▶ GOAL OF THE EXERCISE: Here are some records; return them all exactly.

Records from a collection of figures:

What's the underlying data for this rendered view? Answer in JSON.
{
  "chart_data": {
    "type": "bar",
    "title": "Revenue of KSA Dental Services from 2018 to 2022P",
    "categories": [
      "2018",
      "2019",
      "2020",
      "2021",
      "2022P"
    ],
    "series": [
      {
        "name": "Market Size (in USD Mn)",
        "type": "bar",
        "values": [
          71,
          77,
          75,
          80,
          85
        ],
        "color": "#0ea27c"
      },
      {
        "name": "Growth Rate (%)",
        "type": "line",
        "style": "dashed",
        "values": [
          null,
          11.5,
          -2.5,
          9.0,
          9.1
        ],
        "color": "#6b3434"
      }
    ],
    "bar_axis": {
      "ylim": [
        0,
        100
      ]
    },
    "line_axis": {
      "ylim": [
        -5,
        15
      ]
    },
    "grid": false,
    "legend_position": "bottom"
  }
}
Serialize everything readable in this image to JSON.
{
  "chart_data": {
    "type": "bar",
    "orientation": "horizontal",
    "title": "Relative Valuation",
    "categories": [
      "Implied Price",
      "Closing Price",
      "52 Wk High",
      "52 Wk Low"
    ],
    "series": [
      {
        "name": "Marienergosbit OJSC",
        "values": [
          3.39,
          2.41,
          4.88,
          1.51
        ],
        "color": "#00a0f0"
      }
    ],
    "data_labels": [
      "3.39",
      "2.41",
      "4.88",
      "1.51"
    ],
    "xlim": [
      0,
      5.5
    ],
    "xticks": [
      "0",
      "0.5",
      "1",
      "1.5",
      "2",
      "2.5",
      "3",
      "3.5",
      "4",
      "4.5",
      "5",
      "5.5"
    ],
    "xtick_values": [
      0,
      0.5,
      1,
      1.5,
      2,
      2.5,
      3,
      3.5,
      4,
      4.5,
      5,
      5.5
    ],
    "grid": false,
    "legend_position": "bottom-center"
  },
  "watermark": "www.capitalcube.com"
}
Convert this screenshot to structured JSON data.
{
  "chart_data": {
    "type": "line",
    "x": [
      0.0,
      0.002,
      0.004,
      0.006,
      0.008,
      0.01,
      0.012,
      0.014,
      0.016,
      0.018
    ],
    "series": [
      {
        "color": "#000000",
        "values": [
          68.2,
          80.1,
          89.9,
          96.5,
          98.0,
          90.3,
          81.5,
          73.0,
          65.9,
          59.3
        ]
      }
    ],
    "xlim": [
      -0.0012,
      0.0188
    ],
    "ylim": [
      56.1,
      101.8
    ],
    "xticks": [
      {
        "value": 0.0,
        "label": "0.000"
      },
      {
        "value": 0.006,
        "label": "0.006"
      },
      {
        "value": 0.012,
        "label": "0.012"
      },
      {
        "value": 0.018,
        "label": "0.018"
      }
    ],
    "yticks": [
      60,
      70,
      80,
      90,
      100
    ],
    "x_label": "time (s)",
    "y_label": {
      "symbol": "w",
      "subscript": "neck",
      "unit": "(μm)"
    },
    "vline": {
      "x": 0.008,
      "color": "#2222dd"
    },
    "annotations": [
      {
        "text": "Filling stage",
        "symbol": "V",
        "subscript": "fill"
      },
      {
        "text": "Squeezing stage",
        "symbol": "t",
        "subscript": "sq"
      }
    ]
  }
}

▶ FULL ANSWER:
What's the underlying data for this rendered view? Answer in JSON.
{
  "chart_data": {
    "type": "bar",
    "title": "Revenue of KSA Dental Services from 2018 to 2022P",
    "categories": [
      "2018",
      "2019",
      "2020",
      "2021",
      "2022P"
    ],
    "series": [
      {
        "name": "Market Size (in USD Mn)",
        "type": "bar",
        "values": [
          71,
          77,
          75,
          80,
          85
        ],
        "color": "#0ea27c"
      },
      {
        "name": "Growth Rate (%)",
        "type": "line",
        "style": "dashed",
        "values": [
          null,
          11.5,
          -2.5,
          9.0,
          9.1
        ],
        "color": "#6b3434"
      }
    ],
    "bar_axis": {
      "ylim": [
        0,
        100
      ]
    },
    "line_axis": {
      "ylim": [
        -5,
        15
      ]
    },
    "grid": false,
    "legend_position": "bottom"
  }
}
Serialize everything readable in this image to JSON.
{
  "chart_data": {
    "type": "bar",
    "orientation": "horizontal",
    "title": "Relative Valuation",
    "categories": [
      "Implied Price",
      "Closing Price",
      "52 Wk High",
      "52 Wk Low"
    ],
    "series": [
      {
        "name": "Marienergosbit OJSC",
        "values": [
          3.39,
          2.41,
          4.88,
          1.51
        ],
        "color": "#00a0f0"
      }
    ],
    "data_labels": [
      "3.39",
      "2.41",
      "4.88",
      "1.51"
    ],
    "xlim": [
      0,
      5.5
    ],
    "xticks": [
      "0",
      "0.5",
      "1",
      "1.5",
      "2",
      "2.5",
      "3",
      "3.5",
      "4",
      "4.5",
      "5",
      "5.5"
    ],
    "xtick_values": [
      0,
      0.5,
      1,
      1.5,
      2,
      2.5,
      3,
      3.5,
      4,
      4.5,
      5,
      5.5
    ],
    "grid": false,
    "legend_position": "bottom-center"
  },
  "watermark": "www.capitalcube.com"
}
Convert this screenshot to structured JSON data.
{
  "chart_data": {
    "type": "line",
    "x": [
      0.0,
      0.002,
      0.004,
      0.006,
      0.008,
      0.01,
      0.012,
      0.014,
      0.016,
      0.018
    ],
    "series": [
      {
        "color": "#000000",
        "values": [
          68.2,
          80.1,
          89.9,
          96.5,
          98.0,
          90.3,
          81.5,
          73.0,
          65.9,
          59.3
        ]
      }
    ],
    "xlim": [
      -0.0012,
      0.0188
    ],
    "ylim": [
      56.1,
      101.8
    ],
    "xticks": [
      {
        "value": 0.0,
        "label": "0.000"
      },
      {
        "value": 0.006,
        "label": "0.006"
      },
      {
        "value": 0.012,
        "label": "0.012"
      },
      {
        "value": 0.018,
        "label": "0.018"
      }
    ],
    "yticks": [
      60,
      70,
      80,
      90,
      100
    ],
    "x_label": "time (s)",
    "y_label": {
      "symbol": "w",
      "subscript": "neck",
      "unit": "(μm)"
    },
    "vline": {
      "x": 0.008,
      "color": "#2222dd"
    },
    "annotations": [
      {
        "text": "Filling stage",
        "symbol": "V",
        "subscript": "fill"
      },
      {
        "text": "Squeezing stage",
        "symbol": "t",
        "subscript": "sq"
      }
    ]
  }
}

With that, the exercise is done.